Extract each line from the entries below that contains the string "label", copying every such line in full.

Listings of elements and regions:
--------------------
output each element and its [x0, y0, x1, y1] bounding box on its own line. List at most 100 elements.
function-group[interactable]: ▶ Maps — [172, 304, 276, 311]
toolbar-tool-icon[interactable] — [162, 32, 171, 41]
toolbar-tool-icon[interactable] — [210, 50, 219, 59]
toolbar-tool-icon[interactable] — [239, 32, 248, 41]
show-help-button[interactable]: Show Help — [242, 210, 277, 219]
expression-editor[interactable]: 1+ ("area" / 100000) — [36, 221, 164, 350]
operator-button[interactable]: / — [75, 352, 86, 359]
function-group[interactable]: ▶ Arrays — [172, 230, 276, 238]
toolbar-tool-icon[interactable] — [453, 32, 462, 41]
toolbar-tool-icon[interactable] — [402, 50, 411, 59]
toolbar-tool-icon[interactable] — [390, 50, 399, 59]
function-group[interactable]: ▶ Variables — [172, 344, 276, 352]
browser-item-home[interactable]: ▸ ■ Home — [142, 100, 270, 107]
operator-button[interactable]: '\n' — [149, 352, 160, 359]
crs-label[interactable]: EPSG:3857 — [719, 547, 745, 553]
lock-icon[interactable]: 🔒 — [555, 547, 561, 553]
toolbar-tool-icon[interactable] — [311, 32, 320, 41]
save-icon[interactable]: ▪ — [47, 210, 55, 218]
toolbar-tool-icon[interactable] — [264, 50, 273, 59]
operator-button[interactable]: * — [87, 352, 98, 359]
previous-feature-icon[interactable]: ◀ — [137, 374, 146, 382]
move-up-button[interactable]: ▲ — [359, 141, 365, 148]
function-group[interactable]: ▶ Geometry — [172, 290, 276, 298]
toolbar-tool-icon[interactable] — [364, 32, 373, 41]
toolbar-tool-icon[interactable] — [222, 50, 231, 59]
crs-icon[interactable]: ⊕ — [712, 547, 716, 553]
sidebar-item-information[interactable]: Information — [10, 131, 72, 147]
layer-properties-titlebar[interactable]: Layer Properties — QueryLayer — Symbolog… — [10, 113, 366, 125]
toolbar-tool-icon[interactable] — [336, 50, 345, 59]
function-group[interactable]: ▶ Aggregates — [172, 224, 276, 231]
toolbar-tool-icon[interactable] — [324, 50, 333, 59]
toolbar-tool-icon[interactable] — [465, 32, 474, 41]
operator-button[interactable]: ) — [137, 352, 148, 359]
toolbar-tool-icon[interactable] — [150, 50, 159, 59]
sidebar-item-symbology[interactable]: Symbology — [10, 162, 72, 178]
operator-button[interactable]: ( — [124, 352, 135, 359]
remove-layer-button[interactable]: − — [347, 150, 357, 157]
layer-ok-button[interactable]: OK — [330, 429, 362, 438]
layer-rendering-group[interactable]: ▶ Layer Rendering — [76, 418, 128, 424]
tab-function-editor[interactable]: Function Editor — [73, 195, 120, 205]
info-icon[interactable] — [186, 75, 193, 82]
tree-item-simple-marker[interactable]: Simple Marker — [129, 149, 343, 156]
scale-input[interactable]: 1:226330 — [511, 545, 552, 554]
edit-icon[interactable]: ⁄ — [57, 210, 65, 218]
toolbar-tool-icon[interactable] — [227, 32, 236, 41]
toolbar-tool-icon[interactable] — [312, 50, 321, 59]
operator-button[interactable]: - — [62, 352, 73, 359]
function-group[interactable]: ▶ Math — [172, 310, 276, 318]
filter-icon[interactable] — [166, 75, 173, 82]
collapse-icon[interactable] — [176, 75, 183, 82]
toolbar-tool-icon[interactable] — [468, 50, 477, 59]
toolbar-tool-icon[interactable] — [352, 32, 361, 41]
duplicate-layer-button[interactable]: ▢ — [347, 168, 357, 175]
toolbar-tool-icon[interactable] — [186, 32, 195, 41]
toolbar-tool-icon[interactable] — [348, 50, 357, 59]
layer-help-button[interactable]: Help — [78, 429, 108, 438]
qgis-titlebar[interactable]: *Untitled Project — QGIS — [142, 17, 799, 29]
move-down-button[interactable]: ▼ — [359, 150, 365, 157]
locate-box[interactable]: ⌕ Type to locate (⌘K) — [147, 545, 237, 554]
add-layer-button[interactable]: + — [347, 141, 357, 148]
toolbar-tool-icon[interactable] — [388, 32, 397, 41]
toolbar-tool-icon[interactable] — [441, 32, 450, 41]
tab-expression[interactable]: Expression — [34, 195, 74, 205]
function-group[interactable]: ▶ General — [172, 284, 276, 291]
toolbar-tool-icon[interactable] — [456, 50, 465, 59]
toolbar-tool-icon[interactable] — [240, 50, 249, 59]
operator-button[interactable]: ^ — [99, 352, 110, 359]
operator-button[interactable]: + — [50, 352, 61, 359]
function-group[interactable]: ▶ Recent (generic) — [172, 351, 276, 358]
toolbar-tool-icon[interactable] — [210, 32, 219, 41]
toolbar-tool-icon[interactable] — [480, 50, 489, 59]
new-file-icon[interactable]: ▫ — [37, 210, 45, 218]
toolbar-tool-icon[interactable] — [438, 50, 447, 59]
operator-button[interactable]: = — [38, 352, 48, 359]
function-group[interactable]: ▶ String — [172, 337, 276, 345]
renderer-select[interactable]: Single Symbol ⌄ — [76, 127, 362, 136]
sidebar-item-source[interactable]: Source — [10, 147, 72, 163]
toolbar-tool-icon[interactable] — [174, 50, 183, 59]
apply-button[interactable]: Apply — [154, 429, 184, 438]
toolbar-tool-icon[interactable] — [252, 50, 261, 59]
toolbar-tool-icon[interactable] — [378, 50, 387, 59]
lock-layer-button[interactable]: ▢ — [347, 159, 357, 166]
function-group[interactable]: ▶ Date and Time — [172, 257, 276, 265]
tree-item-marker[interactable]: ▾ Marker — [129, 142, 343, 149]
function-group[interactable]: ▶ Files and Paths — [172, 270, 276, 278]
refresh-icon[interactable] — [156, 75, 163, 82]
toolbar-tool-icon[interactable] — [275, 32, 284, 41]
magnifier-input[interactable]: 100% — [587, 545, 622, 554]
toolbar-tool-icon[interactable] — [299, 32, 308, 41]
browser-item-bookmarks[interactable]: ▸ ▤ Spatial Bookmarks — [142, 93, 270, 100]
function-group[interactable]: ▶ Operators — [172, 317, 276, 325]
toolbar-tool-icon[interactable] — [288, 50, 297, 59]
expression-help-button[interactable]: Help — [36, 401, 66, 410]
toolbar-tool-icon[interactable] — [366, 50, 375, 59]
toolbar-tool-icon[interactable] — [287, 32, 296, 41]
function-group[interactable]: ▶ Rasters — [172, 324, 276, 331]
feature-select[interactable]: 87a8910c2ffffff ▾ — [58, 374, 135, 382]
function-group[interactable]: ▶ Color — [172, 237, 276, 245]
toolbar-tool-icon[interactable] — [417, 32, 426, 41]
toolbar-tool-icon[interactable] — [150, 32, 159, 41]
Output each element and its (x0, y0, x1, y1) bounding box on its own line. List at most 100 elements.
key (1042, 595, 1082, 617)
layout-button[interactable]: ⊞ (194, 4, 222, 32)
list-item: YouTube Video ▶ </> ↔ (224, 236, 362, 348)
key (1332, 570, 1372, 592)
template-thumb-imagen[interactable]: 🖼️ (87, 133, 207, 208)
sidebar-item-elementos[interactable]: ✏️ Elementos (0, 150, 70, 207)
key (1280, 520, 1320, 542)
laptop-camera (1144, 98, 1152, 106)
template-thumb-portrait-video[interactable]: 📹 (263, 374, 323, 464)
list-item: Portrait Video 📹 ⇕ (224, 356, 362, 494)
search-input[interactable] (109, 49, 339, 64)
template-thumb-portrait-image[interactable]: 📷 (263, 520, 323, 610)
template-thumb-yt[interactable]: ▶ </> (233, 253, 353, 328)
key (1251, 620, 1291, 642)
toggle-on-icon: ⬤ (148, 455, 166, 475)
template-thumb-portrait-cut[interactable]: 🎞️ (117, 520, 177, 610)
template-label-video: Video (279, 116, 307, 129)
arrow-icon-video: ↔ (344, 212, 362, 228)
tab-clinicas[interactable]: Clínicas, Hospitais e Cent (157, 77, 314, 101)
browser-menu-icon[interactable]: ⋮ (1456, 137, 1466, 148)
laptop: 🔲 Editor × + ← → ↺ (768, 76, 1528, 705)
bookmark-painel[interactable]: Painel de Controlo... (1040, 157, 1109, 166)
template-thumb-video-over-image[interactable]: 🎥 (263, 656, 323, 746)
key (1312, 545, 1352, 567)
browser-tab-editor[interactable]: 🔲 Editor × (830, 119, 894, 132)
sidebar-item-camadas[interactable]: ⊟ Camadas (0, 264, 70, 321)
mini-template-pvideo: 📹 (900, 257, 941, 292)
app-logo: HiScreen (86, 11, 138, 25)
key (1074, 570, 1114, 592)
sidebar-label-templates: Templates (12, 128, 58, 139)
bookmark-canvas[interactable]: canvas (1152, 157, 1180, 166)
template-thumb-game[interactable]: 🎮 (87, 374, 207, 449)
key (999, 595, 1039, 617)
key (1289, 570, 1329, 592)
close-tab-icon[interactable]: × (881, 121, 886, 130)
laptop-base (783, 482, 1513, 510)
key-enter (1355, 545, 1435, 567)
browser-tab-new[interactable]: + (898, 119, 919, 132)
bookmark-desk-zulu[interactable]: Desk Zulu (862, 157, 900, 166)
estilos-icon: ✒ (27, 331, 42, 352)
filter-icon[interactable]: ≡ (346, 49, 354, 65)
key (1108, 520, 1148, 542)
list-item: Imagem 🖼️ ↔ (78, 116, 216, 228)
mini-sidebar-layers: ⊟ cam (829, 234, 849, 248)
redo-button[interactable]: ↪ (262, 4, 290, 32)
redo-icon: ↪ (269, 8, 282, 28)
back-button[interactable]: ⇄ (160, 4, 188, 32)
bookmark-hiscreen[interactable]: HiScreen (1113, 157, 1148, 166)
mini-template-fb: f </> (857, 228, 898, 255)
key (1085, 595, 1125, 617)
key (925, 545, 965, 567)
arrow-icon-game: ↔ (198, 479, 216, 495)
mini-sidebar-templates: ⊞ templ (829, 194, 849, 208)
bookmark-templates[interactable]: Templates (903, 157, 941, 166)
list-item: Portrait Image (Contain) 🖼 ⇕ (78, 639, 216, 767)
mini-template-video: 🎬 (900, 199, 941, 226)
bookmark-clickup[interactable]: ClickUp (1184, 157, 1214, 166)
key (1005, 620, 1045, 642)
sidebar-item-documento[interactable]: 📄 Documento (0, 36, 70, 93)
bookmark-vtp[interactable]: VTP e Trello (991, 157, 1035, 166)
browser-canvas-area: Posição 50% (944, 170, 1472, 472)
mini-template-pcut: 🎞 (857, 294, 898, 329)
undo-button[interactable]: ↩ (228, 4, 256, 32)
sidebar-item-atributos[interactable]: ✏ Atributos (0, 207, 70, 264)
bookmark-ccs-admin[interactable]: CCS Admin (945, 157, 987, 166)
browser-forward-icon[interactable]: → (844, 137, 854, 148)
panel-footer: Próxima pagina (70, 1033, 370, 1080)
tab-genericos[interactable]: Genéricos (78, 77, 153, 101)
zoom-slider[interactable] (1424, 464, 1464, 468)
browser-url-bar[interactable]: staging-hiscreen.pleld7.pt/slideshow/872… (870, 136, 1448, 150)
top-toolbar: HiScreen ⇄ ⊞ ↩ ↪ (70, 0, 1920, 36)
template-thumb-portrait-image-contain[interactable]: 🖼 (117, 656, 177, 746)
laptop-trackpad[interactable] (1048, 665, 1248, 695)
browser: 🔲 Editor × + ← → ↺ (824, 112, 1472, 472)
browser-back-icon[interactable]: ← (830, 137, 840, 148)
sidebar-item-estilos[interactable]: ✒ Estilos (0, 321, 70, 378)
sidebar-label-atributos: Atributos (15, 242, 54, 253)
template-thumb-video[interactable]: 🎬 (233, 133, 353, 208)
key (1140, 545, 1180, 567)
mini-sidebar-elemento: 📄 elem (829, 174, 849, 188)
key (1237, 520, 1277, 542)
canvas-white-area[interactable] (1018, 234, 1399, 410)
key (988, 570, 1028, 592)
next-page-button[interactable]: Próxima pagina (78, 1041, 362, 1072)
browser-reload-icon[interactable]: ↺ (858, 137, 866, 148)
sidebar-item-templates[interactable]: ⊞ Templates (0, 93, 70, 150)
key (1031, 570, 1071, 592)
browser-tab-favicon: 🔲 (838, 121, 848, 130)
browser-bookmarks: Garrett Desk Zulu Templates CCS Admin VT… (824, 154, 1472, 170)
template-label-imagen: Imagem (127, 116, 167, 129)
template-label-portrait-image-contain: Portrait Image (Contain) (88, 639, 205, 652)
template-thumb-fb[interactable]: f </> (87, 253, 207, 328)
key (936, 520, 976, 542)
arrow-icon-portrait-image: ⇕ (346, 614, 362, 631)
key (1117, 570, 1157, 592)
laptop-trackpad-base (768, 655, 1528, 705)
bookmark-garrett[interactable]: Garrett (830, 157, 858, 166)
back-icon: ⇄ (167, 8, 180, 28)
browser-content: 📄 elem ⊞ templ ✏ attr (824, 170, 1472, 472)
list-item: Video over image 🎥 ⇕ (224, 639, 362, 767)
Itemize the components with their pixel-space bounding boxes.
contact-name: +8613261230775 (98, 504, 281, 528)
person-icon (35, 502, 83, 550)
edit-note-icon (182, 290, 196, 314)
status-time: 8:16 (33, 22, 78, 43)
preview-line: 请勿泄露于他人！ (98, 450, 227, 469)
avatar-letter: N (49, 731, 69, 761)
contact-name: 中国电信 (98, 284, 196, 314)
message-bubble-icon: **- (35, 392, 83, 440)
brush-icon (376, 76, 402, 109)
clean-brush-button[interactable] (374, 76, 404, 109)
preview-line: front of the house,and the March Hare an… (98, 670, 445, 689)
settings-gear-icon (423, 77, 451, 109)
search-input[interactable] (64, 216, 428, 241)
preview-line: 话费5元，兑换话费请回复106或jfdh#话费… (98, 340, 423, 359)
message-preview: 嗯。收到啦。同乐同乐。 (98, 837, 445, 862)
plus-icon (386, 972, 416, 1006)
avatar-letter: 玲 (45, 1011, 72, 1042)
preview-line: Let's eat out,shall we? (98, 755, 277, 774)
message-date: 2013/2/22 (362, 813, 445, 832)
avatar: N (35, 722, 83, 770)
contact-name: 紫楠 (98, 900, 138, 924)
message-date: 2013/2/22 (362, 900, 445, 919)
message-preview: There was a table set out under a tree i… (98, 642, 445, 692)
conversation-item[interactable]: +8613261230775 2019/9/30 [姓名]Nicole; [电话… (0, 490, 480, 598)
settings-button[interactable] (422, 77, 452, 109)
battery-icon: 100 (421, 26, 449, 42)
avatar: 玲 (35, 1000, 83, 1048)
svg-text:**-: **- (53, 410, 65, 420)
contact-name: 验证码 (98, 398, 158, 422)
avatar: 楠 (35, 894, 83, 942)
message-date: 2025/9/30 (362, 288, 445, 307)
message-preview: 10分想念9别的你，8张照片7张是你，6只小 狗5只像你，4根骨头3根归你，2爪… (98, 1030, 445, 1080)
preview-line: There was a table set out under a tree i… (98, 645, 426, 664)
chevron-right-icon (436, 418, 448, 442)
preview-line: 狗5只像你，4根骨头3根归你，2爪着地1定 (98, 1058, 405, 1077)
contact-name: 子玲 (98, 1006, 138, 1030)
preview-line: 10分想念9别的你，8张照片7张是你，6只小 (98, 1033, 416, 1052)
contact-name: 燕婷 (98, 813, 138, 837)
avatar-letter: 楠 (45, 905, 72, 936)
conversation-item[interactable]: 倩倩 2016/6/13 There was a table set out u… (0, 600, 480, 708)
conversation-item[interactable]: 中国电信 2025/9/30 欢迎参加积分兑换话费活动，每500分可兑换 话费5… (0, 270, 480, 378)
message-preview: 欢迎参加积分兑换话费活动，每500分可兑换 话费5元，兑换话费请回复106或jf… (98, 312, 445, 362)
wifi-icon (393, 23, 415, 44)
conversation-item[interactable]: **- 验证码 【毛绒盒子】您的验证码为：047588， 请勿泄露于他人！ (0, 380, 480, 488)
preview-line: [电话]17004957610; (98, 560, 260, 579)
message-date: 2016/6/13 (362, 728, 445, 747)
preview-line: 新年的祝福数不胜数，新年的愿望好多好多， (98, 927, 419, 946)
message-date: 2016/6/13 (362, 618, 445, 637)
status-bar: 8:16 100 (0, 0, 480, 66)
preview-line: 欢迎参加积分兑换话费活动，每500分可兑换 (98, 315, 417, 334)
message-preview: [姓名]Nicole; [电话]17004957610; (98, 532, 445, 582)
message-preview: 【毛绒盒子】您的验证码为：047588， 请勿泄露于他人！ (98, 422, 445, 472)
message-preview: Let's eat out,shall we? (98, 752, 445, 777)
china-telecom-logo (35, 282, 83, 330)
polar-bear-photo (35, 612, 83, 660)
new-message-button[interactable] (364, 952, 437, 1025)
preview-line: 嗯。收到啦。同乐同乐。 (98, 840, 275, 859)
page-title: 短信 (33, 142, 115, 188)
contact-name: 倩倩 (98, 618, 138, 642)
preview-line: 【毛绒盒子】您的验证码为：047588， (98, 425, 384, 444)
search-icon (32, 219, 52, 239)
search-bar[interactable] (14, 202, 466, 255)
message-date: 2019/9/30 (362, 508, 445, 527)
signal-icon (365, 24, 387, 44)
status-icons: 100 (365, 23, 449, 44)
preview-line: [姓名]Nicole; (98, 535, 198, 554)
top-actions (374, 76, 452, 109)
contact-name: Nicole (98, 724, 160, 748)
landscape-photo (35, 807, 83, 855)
--------------------
EXPECTED ANSWER:
crs-label[interactable]: EPSG:3857 — [719, 547, 745, 553]
template-label-video: Video (279, 116, 307, 129)
sidebar-label-templates: Templates (12, 128, 58, 139)
sidebar-label-atributos: Atributos (15, 242, 54, 253)
template-label-imagen: Imagem (127, 116, 167, 129)
template-label-portrait-image-contain: Portrait Image (Contain) (88, 639, 205, 652)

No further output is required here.